# [DATA SECTION]
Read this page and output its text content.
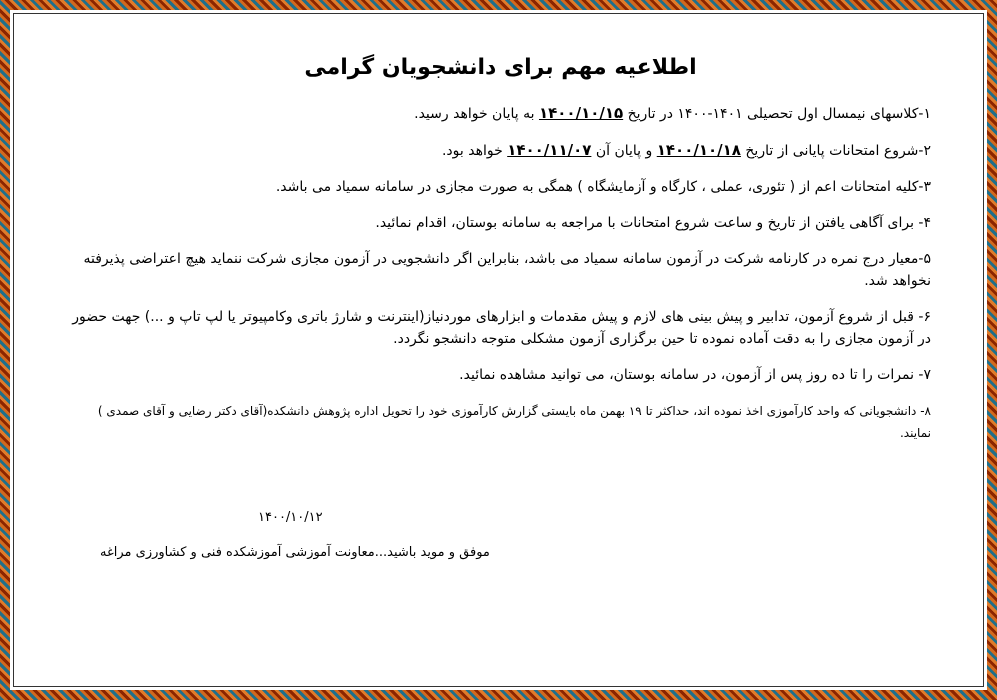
اطلاعیه مهم برای دانشجویان گرامی
۱-کلاسهای نیمسال اول تحصیلی ۱۴۰۱-۱۴۰۰ در تاریخ ۱۴۰۰/۱۰/۱۵ به پایان خواهد رسید.
۲-شروع امتحانات پایانی از تاریخ ۱۴۰۰/۱۰/۱۸ و پایان آن ۱۴۰۰/۱۱/۰۷ خواهد بود.
۳-کلیه امتحانات اعم از ( تئوری، عملی ، کارگاه و آزمایشگاه ) همگی به صورت مجازی در سامانه سمیاد می باشد.
۴- برای آگاهی یافتن از تاریخ و ساعت شروع امتحانات با مراجعه به سامانه بوستان، اقدام نمائید.
۵-معیار درج نمره در کارنامه شرکت در آزمون سامانه سمیاد می باشد، بنابراین اگر دانشجویی در آزمون مجازی شرکت ننماید هیچ اعتراضی پذیرفته نخواهد شد.
۶- قبل از شروع آزمون، تدابیر و پیش بینی های لازم و پیش مقدمات و ابزارهای موردنیاز(اینترنت و شارژ باتری وکامپیوتر یا لپ تاپ و ...) جهت حضور در آزمون مجازی را به دقت آماده نموده تا حین برگزاری آزمون مشکلی متوجه دانشجو نگردد.
۷- نمرات را تا ده روز پس از آزمون، در سامانه بوستان، می توانید مشاهده نمائید.
۸- دانشجویانی که واحد کارآموزی اخذ نموده اند، حداکثر تا ۱۹ بهمن ماه بایستی گزارش کارآموزی خود را تحویل اداره پژوهش دانشکده(آقای دکتر رضایی و آقای صمدی ) نمایند.
۱۴۰۰/۱۰/۱۲
موفق و موید باشید...معاونت آموزشی آموزشکده فنی و کشاورزی مراغه
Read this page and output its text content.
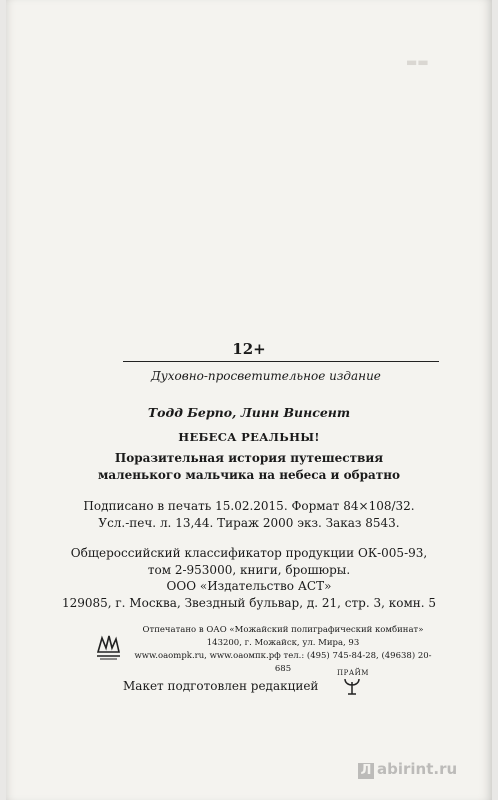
▬▬
12+
Духовно-просветительное издание
Тодд Берпо, Линн Винсент
НЕБЕСА РЕАЛЬНЫ!
Поразительная история путешествия
маленького мальчика на небеса и обратно
Подписано в печать 15.02.2015. Формат 84×108/32.
Усл.-печ. л. 13,44. Тираж 2000 экз. Заказ 8543.
Общероссийский классификатор продукции ОК-005-93,
том 2-953000, книги, брошюры.
ООО «Издательство АСТ»
129085, г. Москва, Звездный бульвар, д. 21, стр. 3, комн. 5
Отпечатано в ОАО «Можайский полиграфический комбинат»
143200, г. Можайск, ул. Мира, 93
www.oaompk.ru, www.оаомпк.рф тел.: (495) 745-84-28, (49638) 20-685
Макет подготовлен редакцией
ПРАЙМ
Л abirint.ru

# [WRITTEN EXERCISE]
Exactly reproduce the entries above, minus the pictures.

# [CORRECT RESPONSE]
Read this page and output its text content.
اطلاعیه مهم برای دانشجویان گرامی
۱-کلاسهای نیمسال اول تحصیلی ۱۴۰۱-۱۴۰۰ در تاریخ ۱۴۰۰/۱۰/۱۵ به پایان خواهد رسید.
۲-شروع امتحانات پایانی از تاریخ ۱۴۰۰/۱۰/۱۸ و پایان آن ۱۴۰۰/۱۱/۰۷ خواهد بود.
۳-کلیه امتحانات اعم از ( تئوری، عملی ، کارگاه و آزمایشگاه ) همگی به صورت مجازی در سامانه سمیاد می باشد.
۴- برای آگاهی یافتن از تاریخ و ساعت شروع امتحانات با مراجعه به سامانه بوستان، اقدام نمائید.
۵-معیار درج نمره در کارنامه شرکت در آزمون سامانه سمیاد می باشد، بنابراین اگر دانشجویی در آزمون مجازی شرکت ننماید هیچ اعتراضی پذیرفته نخواهد شد.
۶- قبل از شروع آزمون، تدابیر و پیش بینی های لازم و پیش مقدمات و ابزارهای موردنیاز(اینترنت و شارژ باتری وکامپیوتر یا لپ تاپ و ...) جهت حضور در آزمون مجازی را به دقت آماده نموده تا حین برگزاری آزمون مشکلی متوجه دانشجو نگردد.
۷- نمرات را تا ده روز پس از آزمون، در سامانه بوستان، می توانید مشاهده نمائید.
۸- دانشجویانی که واحد کارآموزی اخذ نموده اند، حداکثر تا ۱۹ بهمن ماه بایستی گزارش کارآموزی خود را تحویل اداره پژوهش دانشکده(آقای دکتر رضایی و آقای صمدی ) نمایند.
۱۴۰۰/۱۰/۱۲
موفق و موید باشید...معاونت آموزشی آموزشکده فنی و کشاورزی مراغه
Read this page and output its text content.
▬▬
12+
Духовно-просветительное издание
Тодд Берпо, Линн Винсент
НЕБЕСА РЕАЛЬНЫ!
Поразительная история путешествия
маленького мальчика на небеса и обратно
Подписано в печать 15.02.2015. Формат 84×108/32.
Усл.-печ. л. 13,44. Тираж 2000 экз. Заказ 8543.
Общероссийский классификатор продукции ОК-005-93,
том 2-953000, книги, брошюры.
ООО «Издательство АСТ»
129085, г. Москва, Звездный бульвар, д. 21, стр. 3, комн. 5
Отпечатано в ОАО «Можайский полиграфический комбинат»
143200, г. Можайск, ул. Мира, 93
www.oaompk.ru, www.оаомпк.рф тел.: (495) 745-84-28, (49638) 20-685
Макет подготовлен редакцией
ПРАЙМ
Л abirint.ru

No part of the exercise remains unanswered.